Count how many lines hold the word "планктона" and give that number as the whole answer.

* * * *

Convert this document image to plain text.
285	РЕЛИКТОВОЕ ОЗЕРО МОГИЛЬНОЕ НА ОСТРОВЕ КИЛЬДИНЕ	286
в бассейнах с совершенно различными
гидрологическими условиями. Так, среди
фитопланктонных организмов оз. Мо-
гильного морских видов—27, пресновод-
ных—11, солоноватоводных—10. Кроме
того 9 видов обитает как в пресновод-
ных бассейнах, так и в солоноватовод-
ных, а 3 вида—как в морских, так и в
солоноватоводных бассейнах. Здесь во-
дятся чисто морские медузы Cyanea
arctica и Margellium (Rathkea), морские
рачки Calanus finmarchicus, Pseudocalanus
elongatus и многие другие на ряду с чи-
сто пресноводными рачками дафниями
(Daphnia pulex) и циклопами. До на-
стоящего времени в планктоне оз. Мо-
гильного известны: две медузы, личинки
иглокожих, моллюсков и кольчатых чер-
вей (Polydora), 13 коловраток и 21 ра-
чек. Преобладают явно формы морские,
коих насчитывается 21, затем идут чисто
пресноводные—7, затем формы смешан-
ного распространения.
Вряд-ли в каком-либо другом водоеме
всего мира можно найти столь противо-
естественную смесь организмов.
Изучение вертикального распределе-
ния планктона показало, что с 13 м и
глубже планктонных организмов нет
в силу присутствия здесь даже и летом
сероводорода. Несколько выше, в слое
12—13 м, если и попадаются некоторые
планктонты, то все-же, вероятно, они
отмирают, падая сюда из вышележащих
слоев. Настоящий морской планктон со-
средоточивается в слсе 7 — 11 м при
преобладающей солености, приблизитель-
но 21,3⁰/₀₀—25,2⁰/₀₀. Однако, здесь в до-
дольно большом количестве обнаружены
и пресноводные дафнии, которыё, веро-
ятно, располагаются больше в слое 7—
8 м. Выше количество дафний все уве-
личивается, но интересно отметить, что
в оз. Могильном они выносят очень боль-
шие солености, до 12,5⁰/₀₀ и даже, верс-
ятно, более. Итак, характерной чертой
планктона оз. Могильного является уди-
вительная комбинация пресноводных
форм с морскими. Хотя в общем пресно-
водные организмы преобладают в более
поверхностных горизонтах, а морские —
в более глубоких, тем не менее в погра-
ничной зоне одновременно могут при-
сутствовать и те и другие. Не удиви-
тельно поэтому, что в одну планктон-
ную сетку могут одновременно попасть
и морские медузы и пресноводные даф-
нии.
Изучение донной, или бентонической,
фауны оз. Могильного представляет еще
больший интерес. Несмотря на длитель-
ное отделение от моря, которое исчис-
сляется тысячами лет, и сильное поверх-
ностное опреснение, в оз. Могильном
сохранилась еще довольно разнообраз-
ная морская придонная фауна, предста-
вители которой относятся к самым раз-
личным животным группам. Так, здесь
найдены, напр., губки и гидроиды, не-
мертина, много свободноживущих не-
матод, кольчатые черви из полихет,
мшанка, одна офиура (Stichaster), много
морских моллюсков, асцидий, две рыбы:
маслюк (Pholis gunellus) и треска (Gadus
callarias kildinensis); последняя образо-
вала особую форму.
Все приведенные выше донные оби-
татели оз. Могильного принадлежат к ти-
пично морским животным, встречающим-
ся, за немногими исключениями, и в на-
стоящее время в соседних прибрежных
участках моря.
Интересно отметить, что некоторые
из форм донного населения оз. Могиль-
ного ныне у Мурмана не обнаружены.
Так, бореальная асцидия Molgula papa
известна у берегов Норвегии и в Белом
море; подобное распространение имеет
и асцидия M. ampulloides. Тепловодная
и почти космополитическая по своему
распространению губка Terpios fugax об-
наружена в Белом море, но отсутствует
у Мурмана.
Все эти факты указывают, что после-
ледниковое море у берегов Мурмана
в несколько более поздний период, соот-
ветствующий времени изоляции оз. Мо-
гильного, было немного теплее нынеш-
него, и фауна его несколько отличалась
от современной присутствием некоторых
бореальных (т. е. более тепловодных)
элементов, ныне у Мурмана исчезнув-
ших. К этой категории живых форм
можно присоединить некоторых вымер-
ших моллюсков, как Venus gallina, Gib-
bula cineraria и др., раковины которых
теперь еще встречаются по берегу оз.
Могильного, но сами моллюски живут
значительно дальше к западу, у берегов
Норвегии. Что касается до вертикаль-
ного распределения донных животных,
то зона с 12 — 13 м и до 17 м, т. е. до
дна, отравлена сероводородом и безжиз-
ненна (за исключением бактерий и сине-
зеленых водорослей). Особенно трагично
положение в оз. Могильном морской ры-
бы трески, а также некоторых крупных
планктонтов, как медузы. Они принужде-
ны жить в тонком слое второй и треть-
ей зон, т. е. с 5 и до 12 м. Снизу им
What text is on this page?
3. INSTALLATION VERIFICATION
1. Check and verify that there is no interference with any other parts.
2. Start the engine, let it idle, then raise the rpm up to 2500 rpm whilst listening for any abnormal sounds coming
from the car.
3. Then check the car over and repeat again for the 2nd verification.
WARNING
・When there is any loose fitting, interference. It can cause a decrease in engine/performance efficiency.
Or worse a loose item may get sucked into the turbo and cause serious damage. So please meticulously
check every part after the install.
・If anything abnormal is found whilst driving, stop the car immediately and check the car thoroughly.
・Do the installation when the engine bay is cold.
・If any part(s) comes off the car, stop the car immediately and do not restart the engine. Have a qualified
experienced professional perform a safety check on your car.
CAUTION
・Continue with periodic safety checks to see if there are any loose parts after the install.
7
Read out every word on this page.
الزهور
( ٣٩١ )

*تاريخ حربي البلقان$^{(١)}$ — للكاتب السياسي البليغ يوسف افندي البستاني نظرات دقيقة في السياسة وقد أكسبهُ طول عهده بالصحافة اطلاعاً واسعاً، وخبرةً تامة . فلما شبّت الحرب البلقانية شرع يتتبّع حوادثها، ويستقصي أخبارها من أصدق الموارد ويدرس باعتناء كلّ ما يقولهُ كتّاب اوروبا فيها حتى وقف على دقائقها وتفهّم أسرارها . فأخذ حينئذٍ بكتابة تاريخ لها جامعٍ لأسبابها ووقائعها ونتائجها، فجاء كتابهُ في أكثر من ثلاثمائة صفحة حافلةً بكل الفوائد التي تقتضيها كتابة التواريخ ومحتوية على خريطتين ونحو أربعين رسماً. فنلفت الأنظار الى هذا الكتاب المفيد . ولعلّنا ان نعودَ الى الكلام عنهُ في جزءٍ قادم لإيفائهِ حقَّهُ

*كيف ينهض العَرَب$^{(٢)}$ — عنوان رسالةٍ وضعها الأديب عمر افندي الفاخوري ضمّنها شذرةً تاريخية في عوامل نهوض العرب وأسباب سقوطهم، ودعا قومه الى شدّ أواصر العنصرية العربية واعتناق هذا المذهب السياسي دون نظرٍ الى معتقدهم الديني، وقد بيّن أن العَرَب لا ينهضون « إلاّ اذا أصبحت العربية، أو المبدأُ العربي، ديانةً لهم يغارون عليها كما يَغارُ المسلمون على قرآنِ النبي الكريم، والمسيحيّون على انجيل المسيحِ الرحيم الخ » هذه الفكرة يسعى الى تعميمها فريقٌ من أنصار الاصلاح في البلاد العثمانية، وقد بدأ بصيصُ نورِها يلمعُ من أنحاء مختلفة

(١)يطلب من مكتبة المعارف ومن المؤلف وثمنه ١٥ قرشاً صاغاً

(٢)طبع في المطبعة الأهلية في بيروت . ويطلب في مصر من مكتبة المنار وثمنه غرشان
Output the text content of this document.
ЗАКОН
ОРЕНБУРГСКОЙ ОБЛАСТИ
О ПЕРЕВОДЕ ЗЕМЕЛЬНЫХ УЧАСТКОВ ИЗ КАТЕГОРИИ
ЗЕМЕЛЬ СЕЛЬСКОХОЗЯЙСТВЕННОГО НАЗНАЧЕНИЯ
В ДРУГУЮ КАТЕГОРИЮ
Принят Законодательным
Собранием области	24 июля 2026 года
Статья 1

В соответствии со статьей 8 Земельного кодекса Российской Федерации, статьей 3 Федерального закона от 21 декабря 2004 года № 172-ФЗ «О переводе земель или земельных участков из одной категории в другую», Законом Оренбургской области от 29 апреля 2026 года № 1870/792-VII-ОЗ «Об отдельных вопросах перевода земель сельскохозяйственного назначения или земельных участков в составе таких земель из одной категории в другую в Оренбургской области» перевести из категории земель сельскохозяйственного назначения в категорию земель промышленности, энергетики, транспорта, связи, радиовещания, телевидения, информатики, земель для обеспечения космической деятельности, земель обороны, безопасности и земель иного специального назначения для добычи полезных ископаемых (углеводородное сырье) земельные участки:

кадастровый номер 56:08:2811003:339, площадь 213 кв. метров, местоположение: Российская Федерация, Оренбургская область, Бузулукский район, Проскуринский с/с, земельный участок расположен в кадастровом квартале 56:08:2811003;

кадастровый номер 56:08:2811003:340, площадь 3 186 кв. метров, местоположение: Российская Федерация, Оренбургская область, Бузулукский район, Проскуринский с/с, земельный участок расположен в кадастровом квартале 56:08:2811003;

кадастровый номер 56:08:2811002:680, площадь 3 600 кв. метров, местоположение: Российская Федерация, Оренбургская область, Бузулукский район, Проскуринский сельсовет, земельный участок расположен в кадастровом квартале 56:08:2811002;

* * * *

- Task output -
2